Нам уже приходилось писать о принципиальном типологическом отличии геральдических пряжек и псевдопряжек от таштыкских пряжек и псевдопряжек [Васютин, 1997, с. 263-269]. На единственном полном наборном поясе из склепа 5 Уйбатского чаатаса находятся шесть подвесных бляшек в виде миниатюрных цельнолитых псевдопряжек с мысиком-шпеньком [Добжанский, 1990, с. 25, табл. XVIII, 3]. Они копируют все детали таштыкских пряжек, что подтверждается и находками поздних таштыкских псевдопряжек в кудыргинских оградках (рисунок, 10, 13). Эти псевдопряжки не что иное, как миниатюрные таштыкские пряжки со всеми их конструктивными деталями [Васютин, 1997, с. 264-265, табл. III, 1-8]. Иначе говоря, поздние таштыкские псевдопряжки продолжают бытовать в VII в. параллельно с геральдическими псевдопряжками. В связи с этим возникает вопрос о хронологической близости геральдического стиля не только культурам Первого и Второго каганатов, но и массовом и длительном его употреблении в урало-сибирской культурной среде, вплоть до конца 1-го тыс. [Васютин, 1997, с. 266-268, табл. I, II]. Появление изделий геральдического стиля в урало-сибирской среде даже в VIII в., т.е. далеко за пределами традиционной кудыргинской даты, можно считать уже состоявшимся научным фактом [Мажитов, 1997, с. 22, 31-32, табл. I, группы А-Г; Беликова, Плетнёва, 1983, с. 80-82, 91-92, 93-96; Могильников, Коников, 1983, рис. 2; 4; Плетнёва, 1984, рис. 10, 11; Генинг, Зданович, 1986, рис. III, 3, 4; Могильников, 1987, табл. XCIX, 20-44; Чиндина, 1991, с. 67-69, рис. 29, 19, 27; Троицкая, Новиков, 1998, с. 18, рис. 26, 13, 33-37 и др.]. Таким образом, попадавшие в урало-сибирский регион разными путями импортные вещи при варваризации исходных образцов могли употребляться местным населением достаточно длительное время, даже после гибели империй кочевников Евразии, во время которых они появлялись.

→ ИСХОДНЫЕ ДАННЫЕ:
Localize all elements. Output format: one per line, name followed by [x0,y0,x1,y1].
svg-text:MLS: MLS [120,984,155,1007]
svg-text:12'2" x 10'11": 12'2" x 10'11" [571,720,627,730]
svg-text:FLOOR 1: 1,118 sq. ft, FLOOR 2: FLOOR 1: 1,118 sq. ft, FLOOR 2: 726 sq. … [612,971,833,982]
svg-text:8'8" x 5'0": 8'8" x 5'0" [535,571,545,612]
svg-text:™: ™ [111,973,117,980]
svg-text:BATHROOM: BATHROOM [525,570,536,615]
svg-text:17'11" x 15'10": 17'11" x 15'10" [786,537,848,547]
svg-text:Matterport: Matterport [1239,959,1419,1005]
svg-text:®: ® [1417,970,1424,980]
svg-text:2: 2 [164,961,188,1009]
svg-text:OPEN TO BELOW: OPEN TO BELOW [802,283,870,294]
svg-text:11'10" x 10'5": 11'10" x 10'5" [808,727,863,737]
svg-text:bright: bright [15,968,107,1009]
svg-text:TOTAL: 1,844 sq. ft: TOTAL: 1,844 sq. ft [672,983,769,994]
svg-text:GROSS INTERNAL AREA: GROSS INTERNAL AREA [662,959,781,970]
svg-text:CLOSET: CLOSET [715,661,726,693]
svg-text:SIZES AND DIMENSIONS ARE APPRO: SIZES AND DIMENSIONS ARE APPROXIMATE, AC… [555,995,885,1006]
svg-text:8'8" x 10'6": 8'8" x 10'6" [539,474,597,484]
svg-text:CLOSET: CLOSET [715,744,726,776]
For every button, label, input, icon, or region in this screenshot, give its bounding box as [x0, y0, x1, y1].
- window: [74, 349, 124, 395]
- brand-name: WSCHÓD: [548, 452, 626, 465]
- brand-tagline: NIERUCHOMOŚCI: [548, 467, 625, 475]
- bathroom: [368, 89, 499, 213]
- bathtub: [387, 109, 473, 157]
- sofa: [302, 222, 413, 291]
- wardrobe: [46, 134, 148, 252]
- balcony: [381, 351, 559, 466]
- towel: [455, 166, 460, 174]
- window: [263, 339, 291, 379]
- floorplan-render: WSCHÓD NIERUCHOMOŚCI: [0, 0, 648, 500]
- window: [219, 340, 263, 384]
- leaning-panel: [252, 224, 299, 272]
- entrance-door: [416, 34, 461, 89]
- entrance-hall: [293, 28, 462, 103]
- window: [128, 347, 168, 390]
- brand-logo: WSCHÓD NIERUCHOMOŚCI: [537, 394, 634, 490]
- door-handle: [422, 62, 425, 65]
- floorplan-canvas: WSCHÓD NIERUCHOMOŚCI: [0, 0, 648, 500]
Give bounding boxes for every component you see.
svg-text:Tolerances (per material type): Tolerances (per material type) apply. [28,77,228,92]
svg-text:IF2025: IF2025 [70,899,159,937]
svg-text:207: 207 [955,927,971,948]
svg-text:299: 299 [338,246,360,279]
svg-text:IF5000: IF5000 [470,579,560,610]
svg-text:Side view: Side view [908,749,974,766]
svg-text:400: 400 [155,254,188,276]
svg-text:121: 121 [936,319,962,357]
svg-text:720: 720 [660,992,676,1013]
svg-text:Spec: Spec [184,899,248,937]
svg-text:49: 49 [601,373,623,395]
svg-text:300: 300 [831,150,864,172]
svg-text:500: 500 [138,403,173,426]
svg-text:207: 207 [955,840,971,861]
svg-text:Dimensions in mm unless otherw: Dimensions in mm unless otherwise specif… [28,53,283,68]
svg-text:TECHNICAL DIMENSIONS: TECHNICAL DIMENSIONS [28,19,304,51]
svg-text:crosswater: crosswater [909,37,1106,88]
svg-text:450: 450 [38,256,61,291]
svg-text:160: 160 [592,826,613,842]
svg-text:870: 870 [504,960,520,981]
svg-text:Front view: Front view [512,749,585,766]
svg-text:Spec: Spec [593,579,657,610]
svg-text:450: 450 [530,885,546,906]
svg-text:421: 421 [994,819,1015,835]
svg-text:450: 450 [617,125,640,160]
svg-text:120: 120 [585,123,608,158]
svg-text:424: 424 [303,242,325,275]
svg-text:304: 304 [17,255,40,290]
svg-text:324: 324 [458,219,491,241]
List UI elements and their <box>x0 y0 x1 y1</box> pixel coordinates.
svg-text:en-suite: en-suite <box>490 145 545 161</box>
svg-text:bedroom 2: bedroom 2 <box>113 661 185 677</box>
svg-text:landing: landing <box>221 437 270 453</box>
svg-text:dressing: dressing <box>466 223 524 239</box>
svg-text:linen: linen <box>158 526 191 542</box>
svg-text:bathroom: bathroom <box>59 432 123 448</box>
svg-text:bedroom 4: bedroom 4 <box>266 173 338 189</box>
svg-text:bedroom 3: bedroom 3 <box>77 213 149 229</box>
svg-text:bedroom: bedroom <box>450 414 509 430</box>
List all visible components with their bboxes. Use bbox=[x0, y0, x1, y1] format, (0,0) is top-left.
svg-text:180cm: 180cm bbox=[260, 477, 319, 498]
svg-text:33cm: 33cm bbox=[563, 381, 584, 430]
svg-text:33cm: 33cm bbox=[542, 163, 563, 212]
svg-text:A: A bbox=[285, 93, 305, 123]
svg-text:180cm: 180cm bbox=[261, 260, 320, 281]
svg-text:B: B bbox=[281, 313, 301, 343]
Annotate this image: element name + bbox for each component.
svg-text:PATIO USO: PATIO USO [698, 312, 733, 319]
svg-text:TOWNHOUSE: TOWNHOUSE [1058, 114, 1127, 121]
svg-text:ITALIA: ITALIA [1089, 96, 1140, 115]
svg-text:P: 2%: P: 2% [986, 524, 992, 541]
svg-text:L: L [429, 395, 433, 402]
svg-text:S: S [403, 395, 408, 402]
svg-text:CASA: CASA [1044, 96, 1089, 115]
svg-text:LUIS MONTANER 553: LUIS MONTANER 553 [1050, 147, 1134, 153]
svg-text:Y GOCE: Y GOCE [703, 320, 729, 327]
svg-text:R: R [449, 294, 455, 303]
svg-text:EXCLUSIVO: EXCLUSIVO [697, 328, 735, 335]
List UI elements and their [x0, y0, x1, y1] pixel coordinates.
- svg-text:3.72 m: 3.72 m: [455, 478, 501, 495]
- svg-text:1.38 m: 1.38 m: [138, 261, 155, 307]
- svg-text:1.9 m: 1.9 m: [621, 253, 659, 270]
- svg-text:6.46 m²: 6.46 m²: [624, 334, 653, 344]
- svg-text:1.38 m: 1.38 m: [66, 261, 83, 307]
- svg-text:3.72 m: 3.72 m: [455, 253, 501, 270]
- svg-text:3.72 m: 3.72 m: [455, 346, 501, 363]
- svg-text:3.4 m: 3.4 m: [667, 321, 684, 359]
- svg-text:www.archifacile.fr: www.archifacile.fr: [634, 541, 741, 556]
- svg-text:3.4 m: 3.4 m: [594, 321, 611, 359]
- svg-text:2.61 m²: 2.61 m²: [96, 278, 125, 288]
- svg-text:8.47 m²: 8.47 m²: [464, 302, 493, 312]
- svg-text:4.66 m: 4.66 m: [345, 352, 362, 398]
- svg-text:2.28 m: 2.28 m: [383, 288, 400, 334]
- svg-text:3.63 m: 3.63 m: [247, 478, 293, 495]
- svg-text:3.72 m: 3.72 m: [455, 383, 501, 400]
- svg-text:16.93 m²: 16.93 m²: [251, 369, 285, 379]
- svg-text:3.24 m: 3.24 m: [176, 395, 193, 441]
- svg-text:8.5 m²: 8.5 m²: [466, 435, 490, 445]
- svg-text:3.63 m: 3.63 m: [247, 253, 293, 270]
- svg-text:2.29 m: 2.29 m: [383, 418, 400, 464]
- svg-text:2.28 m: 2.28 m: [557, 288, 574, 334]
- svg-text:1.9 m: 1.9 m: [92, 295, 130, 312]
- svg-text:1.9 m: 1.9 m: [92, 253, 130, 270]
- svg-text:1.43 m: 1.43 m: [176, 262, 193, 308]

→ ЗАДАНИЯ ДЛЯ ВЫПОЛНЕНИЯ:
(a) Сколько подвесных бляшек в виде псевдопряжек находится на наборном поясе из склепа 5 Уйбатского чаатаса, согласно тексту о пряжках?
(b) Напишите продолжение текста о пряжках, начиная после его последнего предложения.
Перечень взят из другого источника.

→ ОТВЕТЫ К ЗАДАНИЯМ:
(a) Шесть.

(b)
 

Вопрос о соотношении письменных источников с археологической периодизацией древнетюркской культуры Саяно-Алтая продолжает оставаться актуальным и в отношении Кудыргэ. Возможности исторической реконструкции не ограничены предложенным П.П. Азбелевым вариантом [Азбелев, 2000, с. 4-5] и остаются перспективными в свете принципиально нового положения о связи миграционных волн из Центральной Азии в Саяно-Алтай с упадком и разгромом Тюркских каганатов [Могильников, 1997, с. 221; Кубарев, 1997, с. 290-292]. Ещё более важен итог реконструкции этнополитической ситуации на Горном Алтае, позволяющий утверждать о её отличии от той исторической канвы, которая известна по письменным источникам [Кубарев, 1997, с. 297].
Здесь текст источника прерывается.